# Information provided start

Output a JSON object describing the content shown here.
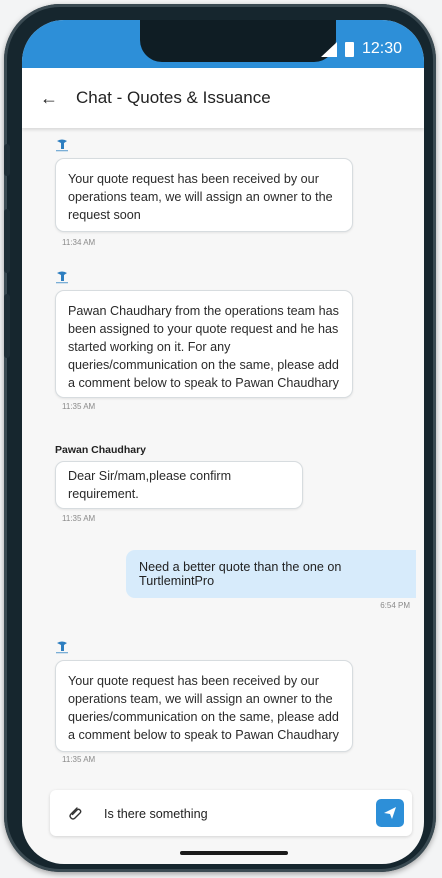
{
  "status_bar": {
    "time": "12:30"
  },
  "header": {
    "title": "Chat - Quotes & Issuance"
  },
  "messages": [
    {
      "text": "Your quote request has been received by our operations team, we will assign an owner to the request soon",
      "time": "11:34 AM"
    },
    {
      "text": "Pawan Chaudhary from the operations team has been assigned to your quote request and he has started working on it. For any queries/communication on the same, please add a comment below to speak to Pawan Chaudhary",
      "time": "11:35 AM"
    },
    {
      "sender": "Pawan Chaudhary",
      "text": "Dear Sir/mam,please confirm requirement.",
      "time": "11:35 AM"
    },
    {
      "text": "Need a better quote than the one on TurtlemintPro",
      "time": "6:54 PM"
    },
    {
      "text": "Your quote request has been received by our operations team, we will assign an owner to the queries/communication on the same, please add a comment below to speak to Pawan Chaudhary",
      "time": "11:35 AM"
    }
  ],
  "composer": {
    "value": "Is there something"
  },
  "colors": {
    "accent": "#2d8fd8",
    "outgoing_bubble": "#d7ebfb"
  },
  "icons": {
    "back": "back-arrow-icon",
    "attach": "paperclip-icon",
    "send": "send-icon",
    "bot": "turtlemint-logo-icon"
  }
}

# Information provided end

▸ Job
Within the data above, pick out all lines holding the word "request".

▸ Output
      "text": "Your quote request has been received by our operations team, we will assign an owner to the request soon",
      "text": "Pawan Chaudhary from the operations team has been assigned to your quote request and he has started working on it. For any queries/communication on the same, please add a comment below to speak to Pawan Chaudhary",
      "text": "Your quote request has been received by our operations team, we will assign an owner to the queries/communication on the same, please add a comment below to speak to Pawan Chaudhary",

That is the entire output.